[start Listed records]

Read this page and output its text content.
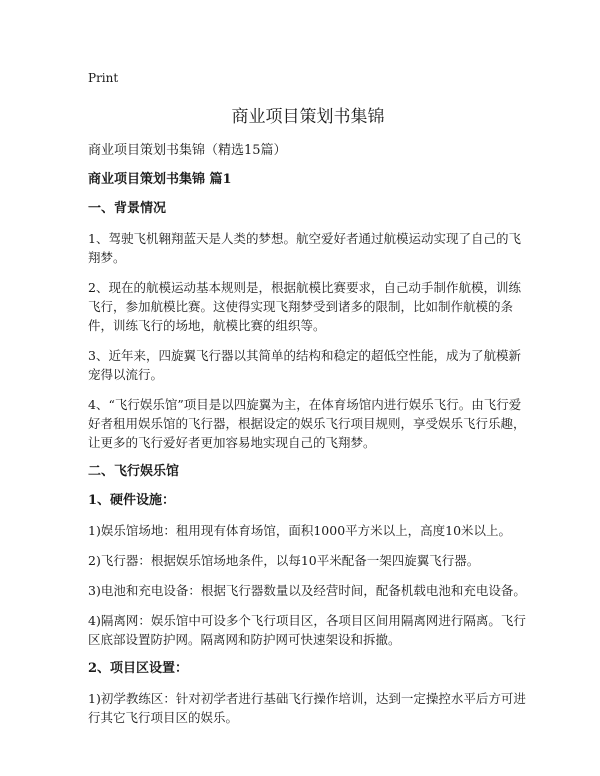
Print
商业项目策划书集锦

商业项目策划书集锦（精选15篇）

商业项目策划书集锦 篇1

一、背景情况

1、驾驶飞机翱翔蓝天是人类的梦想。航空爱好者通过航模运动实现了自己的飞翔梦。

2、现在的航模运动基本规则是，根据航模比赛要求，自己动手制作航模，训练飞行，参加航模比赛。这使得实现飞翔梦受到诸多的限制，比如制作航模的条件，训练飞行的场地，航模比赛的组织等。

3、近年来，四旋翼飞行器以其简单的结构和稳定的超低空性能，成为了航模新宠得以流行。

4、“飞行娱乐馆”项目是以四旋翼为主，在体育场馆内进行娱乐飞行。由飞行爱好者租用娱乐馆的飞行器，根据设定的娱乐飞行项目规则，享受娱乐飞行乐趣，让更多的飞行爱好者更加容易地实现自己的飞翔梦。

二、飞行娱乐馆

1、硬件设施：

1)娱乐馆场地：租用现有体育场馆，面积1000平方米以上，高度10米以上。

2)飞行器：根据娱乐馆场地条件，以每10平米配备一架四旋翼飞行器。

3)电池和充电设备：根据飞行器数量以及经营时间，配备机载电池和充电设备。

4)隔离网：娱乐馆中可设多个飞行项目区，各项目区间用隔离网进行隔离。飞行区底部设置防护网。隔离网和防护网可快速架设和拆撤。

2、项目区设置：

1)初学教练区：针对初学者进行基础飞行操作培训，达到一定操控水平后方可进行其它飞行项目区的娱乐。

[end Listed records]

Stated task:
Set down the material above as is, without any pictures.

Exercise solution:
Read this page and output its text content.
Print
商业项目策划书集锦

商业项目策划书集锦（精选15篇）

商业项目策划书集锦 篇1

一、背景情况

1、驾驶飞机翱翔蓝天是人类的梦想。航空爱好者通过航模运动实现了自己的飞翔梦。

2、现在的航模运动基本规则是，根据航模比赛要求，自己动手制作航模，训练飞行，参加航模比赛。这使得实现飞翔梦受到诸多的限制，比如制作航模的条件，训练飞行的场地，航模比赛的组织等。

3、近年来，四旋翼飞行器以其简单的结构和稳定的超低空性能，成为了航模新宠得以流行。

4、“飞行娱乐馆”项目是以四旋翼为主，在体育场馆内进行娱乐飞行。由飞行爱好者租用娱乐馆的飞行器，根据设定的娱乐飞行项目规则，享受娱乐飞行乐趣，让更多的飞行爱好者更加容易地实现自己的飞翔梦。

二、飞行娱乐馆

1、硬件设施：

1)娱乐馆场地：租用现有体育场馆，面积1000平方米以上，高度10米以上。

2)飞行器：根据娱乐馆场地条件，以每10平米配备一架四旋翼飞行器。

3)电池和充电设备：根据飞行器数量以及经营时间，配备机载电池和充电设备。

4)隔离网：娱乐馆中可设多个飞行项目区，各项目区间用隔离网进行隔离。飞行区底部设置防护网。隔离网和防护网可快速架设和拆撤。

2、项目区设置：

1)初学教练区：针对初学者进行基础飞行操作培训，达到一定操控水平后方可进行其它飞行项目区的娱乐。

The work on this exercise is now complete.